== Dataset rows ==
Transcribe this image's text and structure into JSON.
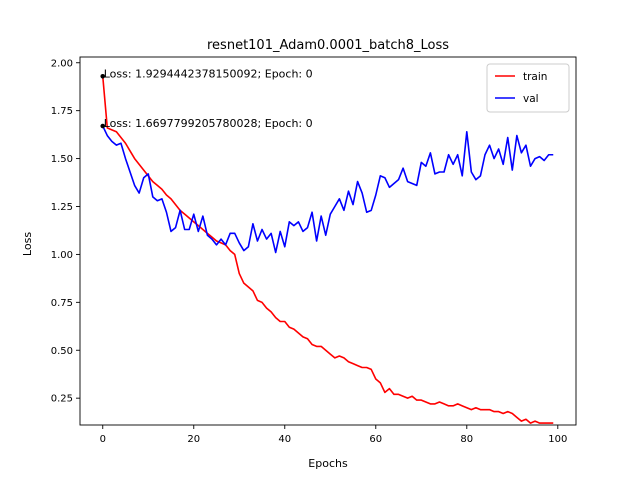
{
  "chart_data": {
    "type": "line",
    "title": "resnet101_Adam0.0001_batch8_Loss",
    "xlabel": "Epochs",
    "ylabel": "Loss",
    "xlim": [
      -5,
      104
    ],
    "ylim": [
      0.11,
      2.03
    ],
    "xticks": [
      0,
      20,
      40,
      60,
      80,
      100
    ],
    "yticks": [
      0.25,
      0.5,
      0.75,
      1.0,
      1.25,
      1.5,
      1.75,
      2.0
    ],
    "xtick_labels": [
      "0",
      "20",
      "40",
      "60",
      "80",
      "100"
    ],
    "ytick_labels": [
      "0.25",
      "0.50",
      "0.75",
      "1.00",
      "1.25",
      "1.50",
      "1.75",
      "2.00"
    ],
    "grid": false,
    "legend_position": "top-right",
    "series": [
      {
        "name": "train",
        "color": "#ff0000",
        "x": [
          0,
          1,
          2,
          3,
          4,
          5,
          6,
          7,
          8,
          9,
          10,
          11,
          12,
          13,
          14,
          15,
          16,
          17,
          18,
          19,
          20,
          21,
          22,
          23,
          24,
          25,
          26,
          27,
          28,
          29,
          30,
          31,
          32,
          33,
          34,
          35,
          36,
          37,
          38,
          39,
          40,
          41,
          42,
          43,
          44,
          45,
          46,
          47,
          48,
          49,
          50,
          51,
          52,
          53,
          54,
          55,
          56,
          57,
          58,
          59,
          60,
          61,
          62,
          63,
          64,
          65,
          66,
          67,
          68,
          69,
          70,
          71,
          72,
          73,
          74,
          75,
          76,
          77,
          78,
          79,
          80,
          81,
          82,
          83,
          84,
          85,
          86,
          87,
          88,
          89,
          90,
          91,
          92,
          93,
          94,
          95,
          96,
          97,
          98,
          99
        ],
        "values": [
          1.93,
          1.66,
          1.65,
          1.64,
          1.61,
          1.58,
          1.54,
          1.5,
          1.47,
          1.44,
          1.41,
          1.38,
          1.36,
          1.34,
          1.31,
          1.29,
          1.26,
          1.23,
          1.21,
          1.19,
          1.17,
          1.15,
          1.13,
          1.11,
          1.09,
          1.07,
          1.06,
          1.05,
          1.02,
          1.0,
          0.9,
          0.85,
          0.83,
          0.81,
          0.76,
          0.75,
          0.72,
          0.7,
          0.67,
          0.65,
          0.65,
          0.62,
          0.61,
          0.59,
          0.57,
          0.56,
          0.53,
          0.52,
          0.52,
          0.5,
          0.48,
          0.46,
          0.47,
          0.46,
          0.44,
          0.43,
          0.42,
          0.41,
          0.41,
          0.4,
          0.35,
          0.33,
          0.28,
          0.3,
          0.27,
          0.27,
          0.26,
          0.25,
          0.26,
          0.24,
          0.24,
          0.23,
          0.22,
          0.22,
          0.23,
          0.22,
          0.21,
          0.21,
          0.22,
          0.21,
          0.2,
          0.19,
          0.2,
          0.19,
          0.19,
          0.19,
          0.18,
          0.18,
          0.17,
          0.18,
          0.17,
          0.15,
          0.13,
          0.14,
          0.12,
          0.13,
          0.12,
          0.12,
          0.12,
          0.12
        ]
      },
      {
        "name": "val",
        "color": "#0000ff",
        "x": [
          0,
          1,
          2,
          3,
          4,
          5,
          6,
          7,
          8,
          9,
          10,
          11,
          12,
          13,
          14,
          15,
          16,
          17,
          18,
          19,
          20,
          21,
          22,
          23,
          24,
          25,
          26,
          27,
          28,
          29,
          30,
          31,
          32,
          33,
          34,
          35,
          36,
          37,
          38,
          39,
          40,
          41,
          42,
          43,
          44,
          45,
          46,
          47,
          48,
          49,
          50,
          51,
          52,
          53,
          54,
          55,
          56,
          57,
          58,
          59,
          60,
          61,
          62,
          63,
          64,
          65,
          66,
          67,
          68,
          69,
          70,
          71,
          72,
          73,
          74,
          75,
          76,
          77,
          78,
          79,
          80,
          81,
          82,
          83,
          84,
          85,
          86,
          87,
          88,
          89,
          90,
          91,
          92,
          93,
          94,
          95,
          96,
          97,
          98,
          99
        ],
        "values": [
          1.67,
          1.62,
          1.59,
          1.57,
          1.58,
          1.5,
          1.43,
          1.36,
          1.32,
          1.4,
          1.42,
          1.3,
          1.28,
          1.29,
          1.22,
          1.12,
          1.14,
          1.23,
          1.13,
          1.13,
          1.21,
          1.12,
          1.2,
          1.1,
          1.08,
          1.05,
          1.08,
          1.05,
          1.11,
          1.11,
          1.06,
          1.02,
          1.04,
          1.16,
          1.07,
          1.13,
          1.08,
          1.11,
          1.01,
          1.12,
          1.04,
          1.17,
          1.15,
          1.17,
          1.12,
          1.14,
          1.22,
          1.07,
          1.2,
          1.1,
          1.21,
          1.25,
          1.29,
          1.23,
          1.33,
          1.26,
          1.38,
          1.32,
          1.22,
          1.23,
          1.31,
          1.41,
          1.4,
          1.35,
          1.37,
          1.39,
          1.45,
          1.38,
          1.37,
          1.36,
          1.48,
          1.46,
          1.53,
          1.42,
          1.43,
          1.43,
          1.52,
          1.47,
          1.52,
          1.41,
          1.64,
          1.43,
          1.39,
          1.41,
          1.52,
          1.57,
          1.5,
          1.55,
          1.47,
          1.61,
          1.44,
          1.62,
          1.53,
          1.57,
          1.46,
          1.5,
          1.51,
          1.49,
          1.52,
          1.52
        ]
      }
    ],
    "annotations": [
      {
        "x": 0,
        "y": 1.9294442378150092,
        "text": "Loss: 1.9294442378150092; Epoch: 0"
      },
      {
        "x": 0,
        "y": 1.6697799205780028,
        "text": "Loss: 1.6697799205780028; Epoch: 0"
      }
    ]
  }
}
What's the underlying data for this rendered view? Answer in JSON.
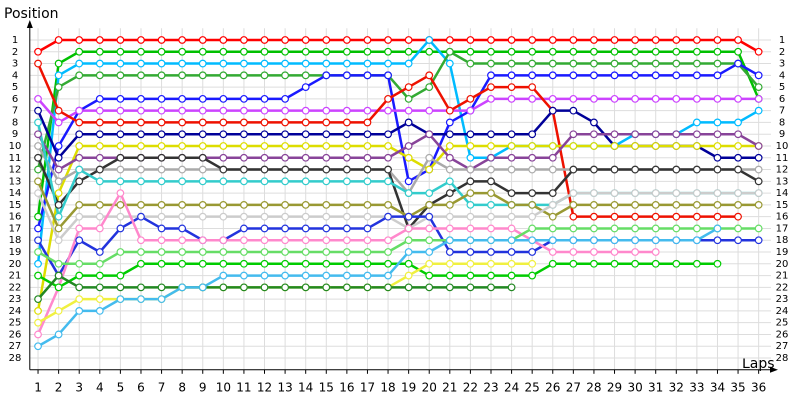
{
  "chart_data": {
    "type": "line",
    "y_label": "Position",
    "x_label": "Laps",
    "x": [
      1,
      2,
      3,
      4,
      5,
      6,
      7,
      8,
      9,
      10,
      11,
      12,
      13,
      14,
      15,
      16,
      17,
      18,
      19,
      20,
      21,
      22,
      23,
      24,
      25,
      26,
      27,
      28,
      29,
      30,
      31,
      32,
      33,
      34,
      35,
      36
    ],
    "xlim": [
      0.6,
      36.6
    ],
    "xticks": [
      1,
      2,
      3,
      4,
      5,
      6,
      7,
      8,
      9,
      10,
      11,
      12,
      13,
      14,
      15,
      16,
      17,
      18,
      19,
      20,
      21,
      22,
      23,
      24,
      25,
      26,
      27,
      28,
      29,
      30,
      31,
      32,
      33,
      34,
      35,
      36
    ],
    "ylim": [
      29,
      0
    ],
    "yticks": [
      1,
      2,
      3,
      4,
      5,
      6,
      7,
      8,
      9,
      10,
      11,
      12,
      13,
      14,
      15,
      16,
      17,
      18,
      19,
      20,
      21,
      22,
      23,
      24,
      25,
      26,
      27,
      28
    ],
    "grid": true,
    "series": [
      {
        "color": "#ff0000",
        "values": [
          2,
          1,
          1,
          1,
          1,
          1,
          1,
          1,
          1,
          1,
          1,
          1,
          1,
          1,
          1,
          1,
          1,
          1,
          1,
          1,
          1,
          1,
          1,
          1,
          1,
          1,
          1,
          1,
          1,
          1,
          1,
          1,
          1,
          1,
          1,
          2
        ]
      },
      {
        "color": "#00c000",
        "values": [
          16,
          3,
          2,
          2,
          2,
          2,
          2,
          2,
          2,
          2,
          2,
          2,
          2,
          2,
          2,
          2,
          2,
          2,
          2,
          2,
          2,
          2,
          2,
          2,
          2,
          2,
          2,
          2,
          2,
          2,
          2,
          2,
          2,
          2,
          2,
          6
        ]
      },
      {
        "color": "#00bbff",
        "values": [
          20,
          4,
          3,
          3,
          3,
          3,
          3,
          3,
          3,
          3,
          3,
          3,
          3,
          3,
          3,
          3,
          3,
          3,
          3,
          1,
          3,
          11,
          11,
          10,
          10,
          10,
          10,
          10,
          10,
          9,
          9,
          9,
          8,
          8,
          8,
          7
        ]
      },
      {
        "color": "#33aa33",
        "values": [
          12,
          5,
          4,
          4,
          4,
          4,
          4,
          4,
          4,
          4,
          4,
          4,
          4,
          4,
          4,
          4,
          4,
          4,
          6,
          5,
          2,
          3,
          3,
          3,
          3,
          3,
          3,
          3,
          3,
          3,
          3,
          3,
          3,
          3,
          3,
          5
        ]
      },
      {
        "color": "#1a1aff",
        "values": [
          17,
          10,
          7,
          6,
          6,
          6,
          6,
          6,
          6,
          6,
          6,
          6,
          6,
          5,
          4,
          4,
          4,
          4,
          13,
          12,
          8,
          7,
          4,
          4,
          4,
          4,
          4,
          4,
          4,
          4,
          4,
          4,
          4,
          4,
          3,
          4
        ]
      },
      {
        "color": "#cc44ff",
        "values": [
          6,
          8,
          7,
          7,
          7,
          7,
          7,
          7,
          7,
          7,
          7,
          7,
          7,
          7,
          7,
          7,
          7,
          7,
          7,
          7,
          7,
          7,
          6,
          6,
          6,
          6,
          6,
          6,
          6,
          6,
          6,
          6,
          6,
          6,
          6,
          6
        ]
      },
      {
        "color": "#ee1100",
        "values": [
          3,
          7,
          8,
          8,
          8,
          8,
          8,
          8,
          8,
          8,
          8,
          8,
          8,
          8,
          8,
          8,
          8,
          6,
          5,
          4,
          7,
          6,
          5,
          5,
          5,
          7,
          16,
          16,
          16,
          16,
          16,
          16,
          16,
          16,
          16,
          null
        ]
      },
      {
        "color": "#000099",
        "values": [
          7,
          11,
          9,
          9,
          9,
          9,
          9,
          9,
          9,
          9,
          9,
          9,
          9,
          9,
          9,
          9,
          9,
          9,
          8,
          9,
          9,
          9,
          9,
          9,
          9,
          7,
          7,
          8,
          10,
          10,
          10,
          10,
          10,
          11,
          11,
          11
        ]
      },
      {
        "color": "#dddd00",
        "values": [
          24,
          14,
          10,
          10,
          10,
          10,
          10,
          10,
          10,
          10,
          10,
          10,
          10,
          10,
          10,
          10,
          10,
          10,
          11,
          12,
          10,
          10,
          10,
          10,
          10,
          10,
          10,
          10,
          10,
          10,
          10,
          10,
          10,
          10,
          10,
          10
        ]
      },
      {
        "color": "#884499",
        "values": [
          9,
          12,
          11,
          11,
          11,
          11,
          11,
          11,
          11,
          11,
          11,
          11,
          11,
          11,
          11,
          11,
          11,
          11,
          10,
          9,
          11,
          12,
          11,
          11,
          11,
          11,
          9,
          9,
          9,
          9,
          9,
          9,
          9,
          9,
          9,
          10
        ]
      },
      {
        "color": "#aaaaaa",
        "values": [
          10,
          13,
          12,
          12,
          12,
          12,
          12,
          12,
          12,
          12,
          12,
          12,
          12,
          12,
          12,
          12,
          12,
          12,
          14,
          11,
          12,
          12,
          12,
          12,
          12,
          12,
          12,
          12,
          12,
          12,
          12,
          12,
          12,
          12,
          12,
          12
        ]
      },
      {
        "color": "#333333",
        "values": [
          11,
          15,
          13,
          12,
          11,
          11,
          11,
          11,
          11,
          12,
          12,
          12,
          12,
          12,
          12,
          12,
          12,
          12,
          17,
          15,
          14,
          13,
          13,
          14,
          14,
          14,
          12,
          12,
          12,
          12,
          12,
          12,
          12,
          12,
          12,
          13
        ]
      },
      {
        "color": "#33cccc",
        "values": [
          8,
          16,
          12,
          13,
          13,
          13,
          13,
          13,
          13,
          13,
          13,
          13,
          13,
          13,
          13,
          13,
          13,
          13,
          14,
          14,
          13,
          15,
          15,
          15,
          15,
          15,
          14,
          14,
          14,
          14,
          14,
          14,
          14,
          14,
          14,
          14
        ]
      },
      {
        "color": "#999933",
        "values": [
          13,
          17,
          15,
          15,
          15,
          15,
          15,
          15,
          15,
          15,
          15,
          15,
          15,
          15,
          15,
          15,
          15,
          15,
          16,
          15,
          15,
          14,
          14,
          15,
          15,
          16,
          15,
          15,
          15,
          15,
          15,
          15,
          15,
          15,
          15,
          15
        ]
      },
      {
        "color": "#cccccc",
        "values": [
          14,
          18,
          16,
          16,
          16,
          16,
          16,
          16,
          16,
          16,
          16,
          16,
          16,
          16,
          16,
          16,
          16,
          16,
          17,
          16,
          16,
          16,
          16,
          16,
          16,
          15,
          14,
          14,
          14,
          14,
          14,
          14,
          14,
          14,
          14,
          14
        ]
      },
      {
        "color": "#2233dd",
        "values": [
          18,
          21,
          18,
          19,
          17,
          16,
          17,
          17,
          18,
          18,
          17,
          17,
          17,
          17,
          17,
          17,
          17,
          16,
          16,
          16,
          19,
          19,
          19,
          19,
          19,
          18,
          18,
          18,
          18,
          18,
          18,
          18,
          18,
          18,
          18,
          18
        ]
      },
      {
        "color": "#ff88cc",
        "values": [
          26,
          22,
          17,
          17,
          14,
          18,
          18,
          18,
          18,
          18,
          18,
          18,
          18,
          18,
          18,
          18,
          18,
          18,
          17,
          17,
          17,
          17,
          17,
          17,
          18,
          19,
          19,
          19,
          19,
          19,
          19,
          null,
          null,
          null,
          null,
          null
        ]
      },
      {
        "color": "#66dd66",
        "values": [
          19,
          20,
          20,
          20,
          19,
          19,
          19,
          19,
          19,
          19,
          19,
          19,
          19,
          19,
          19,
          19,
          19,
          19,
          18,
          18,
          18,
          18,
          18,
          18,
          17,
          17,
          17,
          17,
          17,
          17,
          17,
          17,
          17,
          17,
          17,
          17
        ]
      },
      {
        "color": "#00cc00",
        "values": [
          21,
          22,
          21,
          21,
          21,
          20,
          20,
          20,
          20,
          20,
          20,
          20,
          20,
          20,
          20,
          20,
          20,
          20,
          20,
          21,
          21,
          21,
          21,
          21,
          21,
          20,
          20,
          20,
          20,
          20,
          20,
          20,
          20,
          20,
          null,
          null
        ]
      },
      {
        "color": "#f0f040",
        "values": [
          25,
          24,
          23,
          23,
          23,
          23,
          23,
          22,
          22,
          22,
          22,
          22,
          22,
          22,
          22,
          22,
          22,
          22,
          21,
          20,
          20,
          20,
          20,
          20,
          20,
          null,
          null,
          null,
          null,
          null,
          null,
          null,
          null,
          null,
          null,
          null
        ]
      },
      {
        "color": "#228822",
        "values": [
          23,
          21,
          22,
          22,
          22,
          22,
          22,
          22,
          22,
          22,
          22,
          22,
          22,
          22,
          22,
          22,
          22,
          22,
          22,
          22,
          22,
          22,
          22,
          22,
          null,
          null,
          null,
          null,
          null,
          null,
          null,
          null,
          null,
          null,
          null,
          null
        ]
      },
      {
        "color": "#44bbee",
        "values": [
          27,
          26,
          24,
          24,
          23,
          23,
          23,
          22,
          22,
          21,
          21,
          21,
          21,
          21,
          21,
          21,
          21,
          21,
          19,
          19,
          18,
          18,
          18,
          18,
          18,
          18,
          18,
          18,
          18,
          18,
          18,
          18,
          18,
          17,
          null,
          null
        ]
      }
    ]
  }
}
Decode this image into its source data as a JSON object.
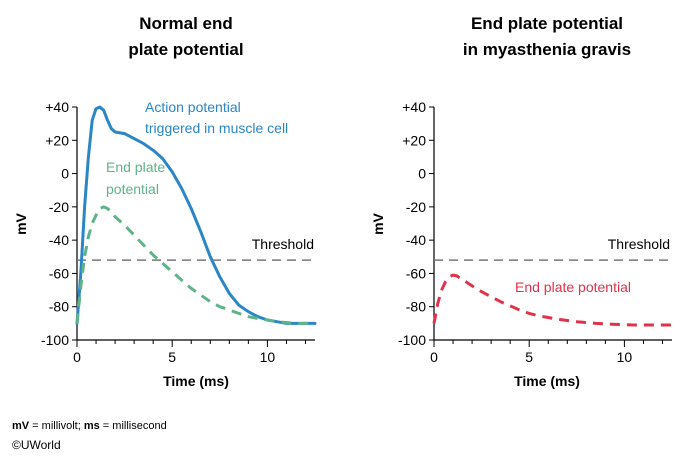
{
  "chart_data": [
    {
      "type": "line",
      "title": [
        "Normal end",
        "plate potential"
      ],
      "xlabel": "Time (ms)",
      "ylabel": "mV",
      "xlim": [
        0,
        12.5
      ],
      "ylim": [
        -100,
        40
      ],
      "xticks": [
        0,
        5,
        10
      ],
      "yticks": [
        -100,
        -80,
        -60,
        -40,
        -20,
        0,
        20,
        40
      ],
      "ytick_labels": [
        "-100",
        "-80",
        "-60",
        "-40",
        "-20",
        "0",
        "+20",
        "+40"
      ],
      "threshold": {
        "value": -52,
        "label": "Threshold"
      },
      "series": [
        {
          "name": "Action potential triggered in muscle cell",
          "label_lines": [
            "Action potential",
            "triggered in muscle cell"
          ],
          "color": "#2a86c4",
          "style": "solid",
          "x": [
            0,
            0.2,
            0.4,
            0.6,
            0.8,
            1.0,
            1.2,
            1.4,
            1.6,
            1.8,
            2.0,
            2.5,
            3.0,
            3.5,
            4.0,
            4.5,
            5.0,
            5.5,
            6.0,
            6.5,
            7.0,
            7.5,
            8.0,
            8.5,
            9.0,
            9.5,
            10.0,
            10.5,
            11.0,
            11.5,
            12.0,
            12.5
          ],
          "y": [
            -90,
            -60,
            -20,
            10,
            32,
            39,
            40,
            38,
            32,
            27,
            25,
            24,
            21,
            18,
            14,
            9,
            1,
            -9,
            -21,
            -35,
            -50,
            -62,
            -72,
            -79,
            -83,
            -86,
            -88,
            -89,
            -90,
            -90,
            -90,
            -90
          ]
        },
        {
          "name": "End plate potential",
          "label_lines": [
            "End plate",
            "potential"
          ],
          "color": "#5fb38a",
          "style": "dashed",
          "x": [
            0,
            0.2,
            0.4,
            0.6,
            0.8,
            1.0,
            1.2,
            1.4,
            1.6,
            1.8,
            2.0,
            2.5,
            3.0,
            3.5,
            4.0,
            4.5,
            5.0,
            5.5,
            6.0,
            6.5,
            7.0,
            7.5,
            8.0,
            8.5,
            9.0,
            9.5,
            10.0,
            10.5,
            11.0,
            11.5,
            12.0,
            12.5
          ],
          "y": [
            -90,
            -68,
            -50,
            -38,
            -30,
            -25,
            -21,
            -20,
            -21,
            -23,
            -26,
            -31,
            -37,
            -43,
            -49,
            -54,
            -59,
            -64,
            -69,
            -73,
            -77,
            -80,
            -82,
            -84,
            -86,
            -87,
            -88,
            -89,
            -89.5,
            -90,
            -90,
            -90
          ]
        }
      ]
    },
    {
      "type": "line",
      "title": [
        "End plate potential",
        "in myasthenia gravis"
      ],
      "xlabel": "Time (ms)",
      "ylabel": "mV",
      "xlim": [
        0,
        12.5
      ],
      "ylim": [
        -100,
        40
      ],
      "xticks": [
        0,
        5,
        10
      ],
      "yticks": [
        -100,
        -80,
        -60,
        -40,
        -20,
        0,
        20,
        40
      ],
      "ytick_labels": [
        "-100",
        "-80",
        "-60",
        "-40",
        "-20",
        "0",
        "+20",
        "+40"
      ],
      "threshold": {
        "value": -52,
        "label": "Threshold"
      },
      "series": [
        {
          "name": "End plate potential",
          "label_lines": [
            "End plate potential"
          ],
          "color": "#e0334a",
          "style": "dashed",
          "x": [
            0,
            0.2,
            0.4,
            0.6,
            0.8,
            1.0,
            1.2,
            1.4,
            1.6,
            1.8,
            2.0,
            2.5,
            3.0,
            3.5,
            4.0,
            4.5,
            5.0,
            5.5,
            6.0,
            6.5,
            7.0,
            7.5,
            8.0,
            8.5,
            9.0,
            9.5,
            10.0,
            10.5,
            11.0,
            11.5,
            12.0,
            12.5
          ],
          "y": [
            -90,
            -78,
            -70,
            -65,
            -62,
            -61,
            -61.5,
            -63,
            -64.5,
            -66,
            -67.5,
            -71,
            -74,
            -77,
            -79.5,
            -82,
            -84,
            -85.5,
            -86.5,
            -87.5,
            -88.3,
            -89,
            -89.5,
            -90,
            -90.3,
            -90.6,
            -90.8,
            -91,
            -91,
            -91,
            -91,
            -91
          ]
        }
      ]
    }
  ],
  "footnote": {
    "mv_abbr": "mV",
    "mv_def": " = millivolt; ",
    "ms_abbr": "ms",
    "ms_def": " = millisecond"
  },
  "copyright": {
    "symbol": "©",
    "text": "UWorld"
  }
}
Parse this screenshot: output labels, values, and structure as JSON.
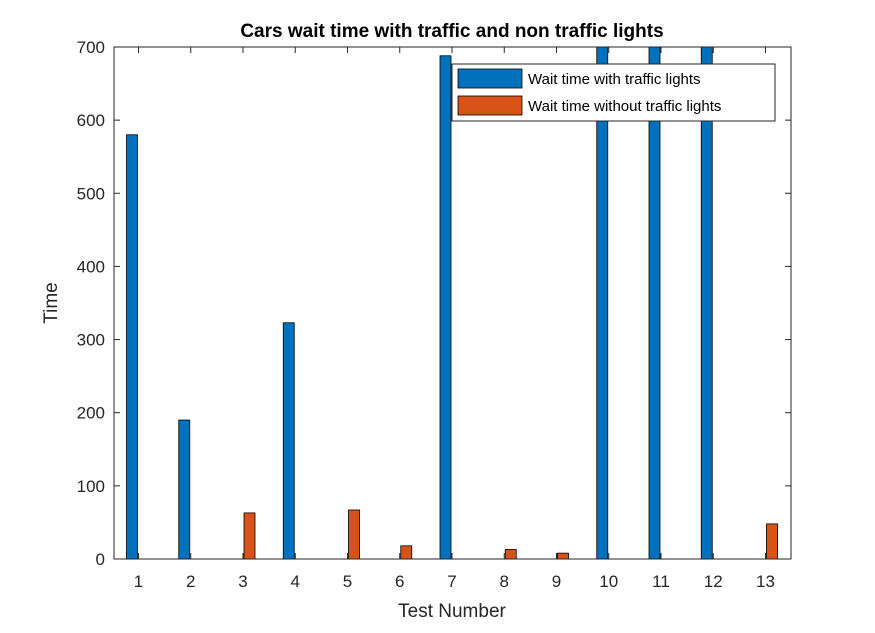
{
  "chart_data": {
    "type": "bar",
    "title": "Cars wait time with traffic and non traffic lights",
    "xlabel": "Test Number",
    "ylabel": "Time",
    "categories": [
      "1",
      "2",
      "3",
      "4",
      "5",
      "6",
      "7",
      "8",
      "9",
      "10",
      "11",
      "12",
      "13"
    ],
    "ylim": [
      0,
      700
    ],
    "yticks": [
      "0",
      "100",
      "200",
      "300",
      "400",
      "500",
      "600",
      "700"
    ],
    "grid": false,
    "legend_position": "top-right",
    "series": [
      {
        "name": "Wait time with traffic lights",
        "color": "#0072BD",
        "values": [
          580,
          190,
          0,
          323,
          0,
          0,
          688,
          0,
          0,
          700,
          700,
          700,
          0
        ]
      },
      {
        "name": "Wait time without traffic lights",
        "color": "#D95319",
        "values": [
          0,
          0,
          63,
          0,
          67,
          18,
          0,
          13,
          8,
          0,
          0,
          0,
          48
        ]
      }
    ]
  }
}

== What you are asked to do ==
Each line above that includes "structure" should be shown.

== Finished answer ==
Transcribe this image's text and structure into JSON.
Parse this screenshot: output labels, values, and structure as JSON.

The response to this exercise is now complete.